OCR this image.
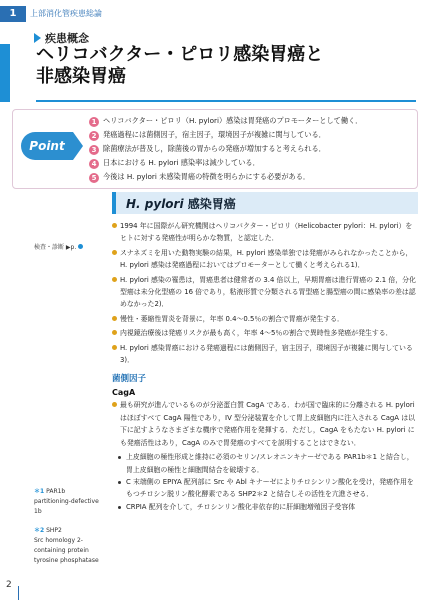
1	上部消化管疾患総論
疾患概念
ヘリコバクター・ピロリ感染胃癌と
非感染胃癌
Point
1 ヘリコバクター・ピロリ（H. pylori）感染は胃発癌のプロモーターとして働く．
2 発癌過程には菌側因子，宿主因子，環境因子が複雑に関与している．
3 除菌療法が普及し，除菌後の胃からの発癌が増加すると考えられる．
4 日本における H. pylori 感染率は減少している．
5 今後は H. pylori 未感染胃癌の特徴を明らかにする必要がある．
H. pylori 感染胃癌
検査・診断 ▶p.

1994 年に国際がん研究機関はヘリコバクター・ピロリ（Helicobacter pylori：H. pylori）をヒトに対する発癌性が明らかな物質，と認定した．

スナネズミを用いた動物実験の結果，H. pylori 感染単独では発癌がみられなかったことから，H. pylori 感染は発癌過程においてはプロモーターとして働くと考えられる1)．

H. pylori 感染の罹患は，胃癌患者は健常者の 3.4 倍以上，早期胃癌は進行胃癌の 2.1 倍，分化型癌は未分化型癌の 16 倍であり，粘液形質で分類される胃型癌と腸型癌の間に感染率の差は認めなかった2)．

慢性・萎縮性胃炎を背景に，年率 0.4〜0.5％の割合で胃癌が発生する．

内視鏡治療後は発癌リスクが最も高く，年率 4〜5％の割合で異時性多発癌が発生する．

H. pylori 感染胃癌における発癌過程には菌側因子，宿主因子，環境因子が複雑に関与している3)．

菌側因子
CagA

最も研究が進んでいるものが分泌蛋白質 CagA である．わが国で臨床的に分離される H. pylori はほぼすべて CagA 陽性であり，IV 型分泌装置を介して胃上皮細胞内に注入される CagA は以下に記すようなさまざまな機序で発癌作用を発揮する．ただし，CagA をもたない H. pylori にも発癌活性はあり，CagA のみで胃発癌のすべてを説明することはできない．

上皮細胞の極性形成と維持に必須のセリン/スレオニンキナーゼである PAR1b＊1 と結合し，胃上皮細胞の極性と細胞間結合を破壊する．

C 末端側の EPIYA 配列部に Src や Abl キナーゼによりチロシンリン酸化を受け，発癌作用をもつチロシン脱リン酸化酵素である SHP2＊2 と結合しその活性を亢進させる．

CRPIA 配列を介して，チロシンリン酸化非依存的に肝細胞増殖因子受容体

＊1 PAR1b
partitioning-defective 1b
＊2 SHP2
Src homology 2-containing protein tyrosine phosphatase
2
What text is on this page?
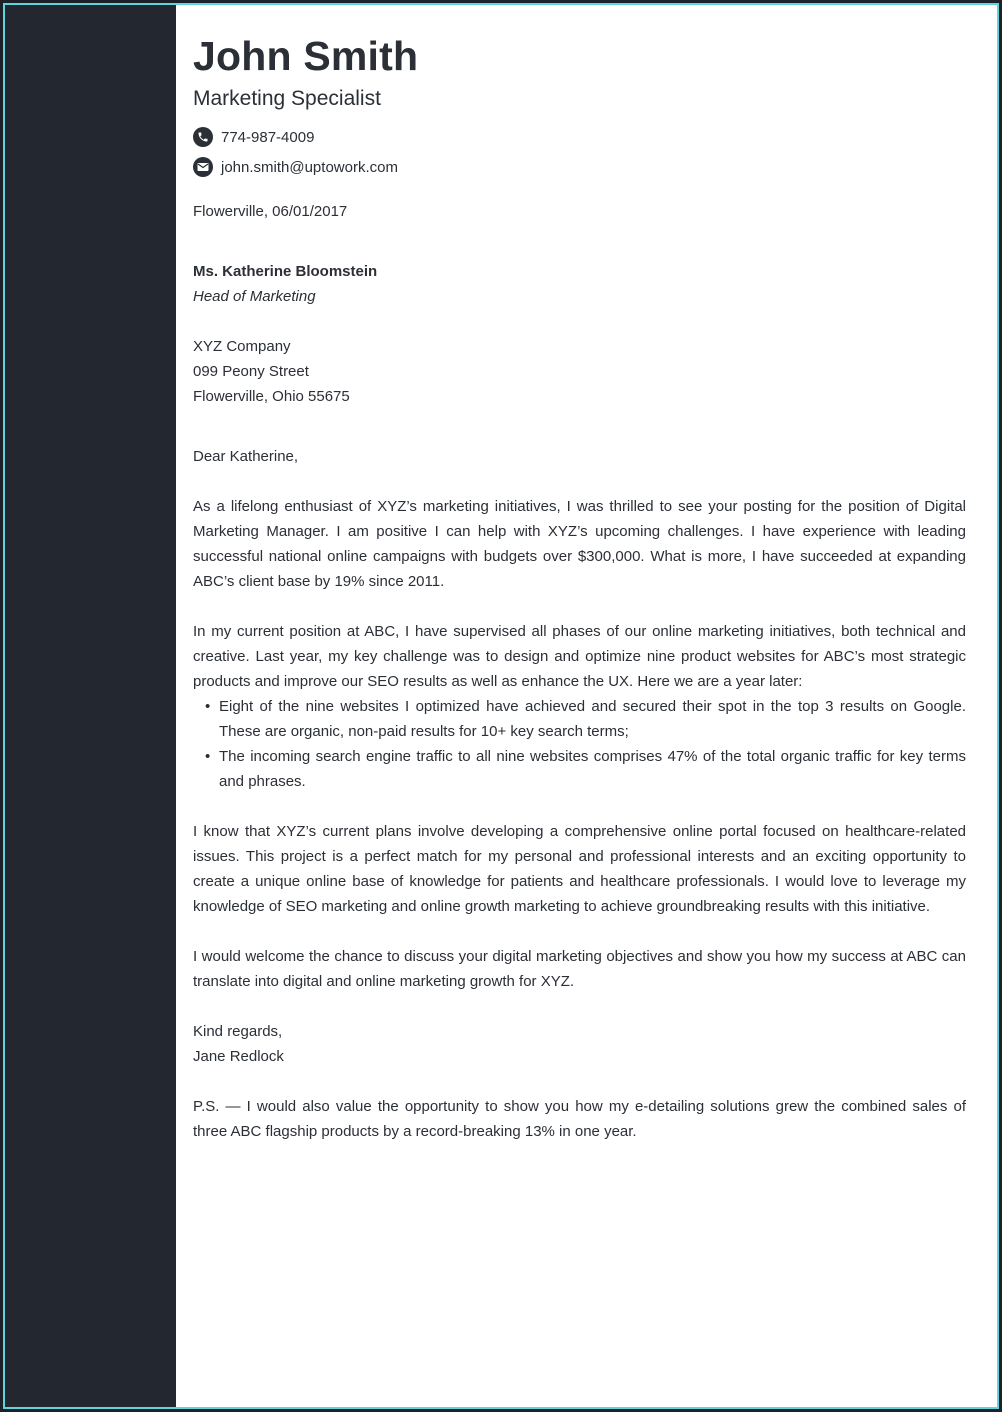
John Smith
Marketing Specialist
774-987-4009
john.smith@uptowork.com
Flowerville, 06/01/2017
Ms. Katherine Bloomstein
Head of Marketing
XYZ Company
099 Peony Street
Flowerville, Ohio 55675
Dear Katherine,
As a lifelong enthusiast of XYZ’s marketing initiatives, I was thrilled to see your posting for the position of Digital Marketing Manager. I am positive I can help with XYZ’s upcoming challenges. I have experience with leading successful national online campaigns with budgets over $300,000. What is more, I have succeeded at expanding ABC’s client base by 19% since 2011.
In my current position at ABC, I have supervised all phases of our online marketing initiatives, both technical and creative. Last year, my key challenge was to design and optimize nine product websites for ABC’s most strategic products and improve our SEO results as well as enhance the UX. Here we are a year later:
• Eight of the nine websites I optimized have achieved and secured their spot in the top 3 results on Google. These are organic, non-paid results for 10+ key search terms;
• The incoming search engine traffic to all nine websites comprises 47% of the total organic traffic for key terms and phrases.
I know that XYZ’s current plans involve developing a comprehensive online portal focused on healthcare-related issues. This project is a perfect match for my personal and professional interests and an exciting opportunity to create a unique online base of knowledge for patients and healthcare professionals. I would love to leverage my knowledge of SEO marketing and online growth marketing to achieve groundbreaking results with this initiative.
I would welcome the chance to discuss your digital marketing objectives and show you how my success at ABC can translate into digital and online marketing growth for XYZ.
Kind regards,
Jane Redlock
P.S. — I would also value the opportunity to show you how my e-detailing solutions grew the combined sales of three ABC flagship products by a record-breaking 13% in one year.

○ ○ ○ ○

_DIRECTIONS_.
Leaving the pictures behind, return every line above exactly.

_REPLY_.
OCR this image.
1	上部消化管疾患総論
疾患概念
ヘリコバクター・ピロリ感染胃癌と
非感染胃癌
Point
1 ヘリコバクター・ピロリ（H. pylori）感染は胃発癌のプロモーターとして働く．
2 発癌過程には菌側因子，宿主因子，環境因子が複雑に関与している．
3 除菌療法が普及し，除菌後の胃からの発癌が増加すると考えられる．
4 日本における H. pylori 感染率は減少している．
5 今後は H. pylori 未感染胃癌の特徴を明らかにする必要がある．
H. pylori 感染胃癌
検査・診断 ▶p.

1994 年に国際がん研究機関はヘリコバクター・ピロリ（Helicobacter pylori：H. pylori）をヒトに対する発癌性が明らかな物質，と認定した．

スナネズミを用いた動物実験の結果，H. pylori 感染単独では発癌がみられなかったことから，H. pylori 感染は発癌過程においてはプロモーターとして働くと考えられる1)．

H. pylori 感染の罹患は，胃癌患者は健常者の 3.4 倍以上，早期胃癌は進行胃癌の 2.1 倍，分化型癌は未分化型癌の 16 倍であり，粘液形質で分類される胃型癌と腸型癌の間に感染率の差は認めなかった2)．

慢性・萎縮性胃炎を背景に，年率 0.4〜0.5％の割合で胃癌が発生する．

内視鏡治療後は発癌リスクが最も高く，年率 4〜5％の割合で異時性多発癌が発生する．

H. pylori 感染胃癌における発癌過程には菌側因子，宿主因子，環境因子が複雑に関与している3)．

菌側因子
CagA

最も研究が進んでいるものが分泌蛋白質 CagA である．わが国で臨床的に分離される H. pylori はほぼすべて CagA 陽性であり，IV 型分泌装置を介して胃上皮細胞内に注入される CagA は以下に記すようなさまざまな機序で発癌作用を発揮する．ただし，CagA をもたない H. pylori にも発癌活性はあり，CagA のみで胃発癌のすべてを説明することはできない．

上皮細胞の極性形成と維持に必須のセリン/スレオニンキナーゼである PAR1b＊1 と結合し，胃上皮細胞の極性と細胞間結合を破壊する．

C 末端側の EPIYA 配列部に Src や Abl キナーゼによりチロシンリン酸化を受け，発癌作用をもつチロシン脱リン酸化酵素である SHP2＊2 と結合しその活性を亢進させる．

CRPIA 配列を介して，チロシンリン酸化非依存的に肝細胞増殖因子受容体

＊1 PAR1b
partitioning-defective 1b
＊2 SHP2
Src homology 2-containing protein tyrosine phosphatase
2
What text is on this page?
John Smith
Marketing Specialist
774-987-4009
john.smith@uptowork.com
Flowerville, 06/01/2017
Ms. Katherine Bloomstein
Head of Marketing
XYZ Company
099 Peony Street
Flowerville, Ohio 55675
Dear Katherine,
As a lifelong enthusiast of XYZ’s marketing initiatives, I was thrilled to see your posting for the position of Digital Marketing Manager. I am positive I can help with XYZ’s upcoming challenges. I have experience with leading successful national online campaigns with budgets over $300,000. What is more, I have succeeded at expanding ABC’s client base by 19% since 2011.
In my current position at ABC, I have supervised all phases of our online marketing initiatives, both technical and creative. Last year, my key challenge was to design and optimize nine product websites for ABC’s most strategic products and improve our SEO results as well as enhance the UX. Here we are a year later:
• Eight of the nine websites I optimized have achieved and secured their spot in the top 3 results on Google. These are organic, non-paid results for 10+ key search terms;
• The incoming search engine traffic to all nine websites comprises 47% of the total organic traffic for key terms and phrases.
I know that XYZ’s current plans involve developing a comprehensive online portal focused on healthcare-related issues. This project is a perfect match for my personal and professional interests and an exciting opportunity to create a unique online base of knowledge for patients and healthcare professionals. I would love to leverage my knowledge of SEO marketing and online growth marketing to achieve groundbreaking results with this initiative.
I would welcome the chance to discuss your digital marketing objectives and show you how my success at ABC can translate into digital and online marketing growth for XYZ.
Kind regards,
Jane Redlock
P.S. — I would also value the opportunity to show you how my e-detailing solutions grew the combined sales of three ABC flagship products by a record-breaking 13% in one year.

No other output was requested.